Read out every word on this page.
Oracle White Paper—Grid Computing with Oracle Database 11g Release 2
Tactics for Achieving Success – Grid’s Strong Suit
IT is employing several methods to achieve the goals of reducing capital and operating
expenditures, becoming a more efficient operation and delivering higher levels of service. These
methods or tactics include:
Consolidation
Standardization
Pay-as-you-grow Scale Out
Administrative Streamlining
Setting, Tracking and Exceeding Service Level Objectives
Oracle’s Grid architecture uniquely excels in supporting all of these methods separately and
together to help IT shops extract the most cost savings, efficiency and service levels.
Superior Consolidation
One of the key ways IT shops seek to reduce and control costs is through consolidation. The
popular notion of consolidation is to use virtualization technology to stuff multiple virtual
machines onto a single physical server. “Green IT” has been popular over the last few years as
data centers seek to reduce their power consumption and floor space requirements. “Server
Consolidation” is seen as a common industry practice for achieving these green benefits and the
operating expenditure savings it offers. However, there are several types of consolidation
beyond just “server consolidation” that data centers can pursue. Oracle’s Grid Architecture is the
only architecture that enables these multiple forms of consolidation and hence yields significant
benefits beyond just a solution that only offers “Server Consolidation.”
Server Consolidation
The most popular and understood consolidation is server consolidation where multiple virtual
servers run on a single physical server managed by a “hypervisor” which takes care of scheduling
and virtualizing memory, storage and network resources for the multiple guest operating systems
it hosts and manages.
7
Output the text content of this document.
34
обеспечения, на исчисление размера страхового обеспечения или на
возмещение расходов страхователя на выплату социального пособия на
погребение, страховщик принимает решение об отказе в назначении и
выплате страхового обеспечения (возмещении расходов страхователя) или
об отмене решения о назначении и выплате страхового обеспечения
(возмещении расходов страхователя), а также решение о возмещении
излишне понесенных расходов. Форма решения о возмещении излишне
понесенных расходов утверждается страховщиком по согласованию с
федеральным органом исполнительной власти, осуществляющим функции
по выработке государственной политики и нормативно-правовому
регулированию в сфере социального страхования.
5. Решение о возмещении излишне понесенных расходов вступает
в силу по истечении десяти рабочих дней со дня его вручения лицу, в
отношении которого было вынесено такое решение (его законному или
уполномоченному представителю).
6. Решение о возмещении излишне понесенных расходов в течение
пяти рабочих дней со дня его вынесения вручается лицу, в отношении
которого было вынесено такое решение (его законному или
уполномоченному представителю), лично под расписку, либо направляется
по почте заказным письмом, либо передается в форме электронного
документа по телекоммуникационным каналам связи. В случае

......

Pick out all lines from the data above in which the word "that" appears.

» **PROBLEM SOLUTION**
beyond just “server consolidation” that data centers can pursue. Oracle’s Grid Architecture is the
only architecture that enables these multiple forms of consolidation and hence yields significant
benefits beyond just a solution that only offers “Server Consolidation.”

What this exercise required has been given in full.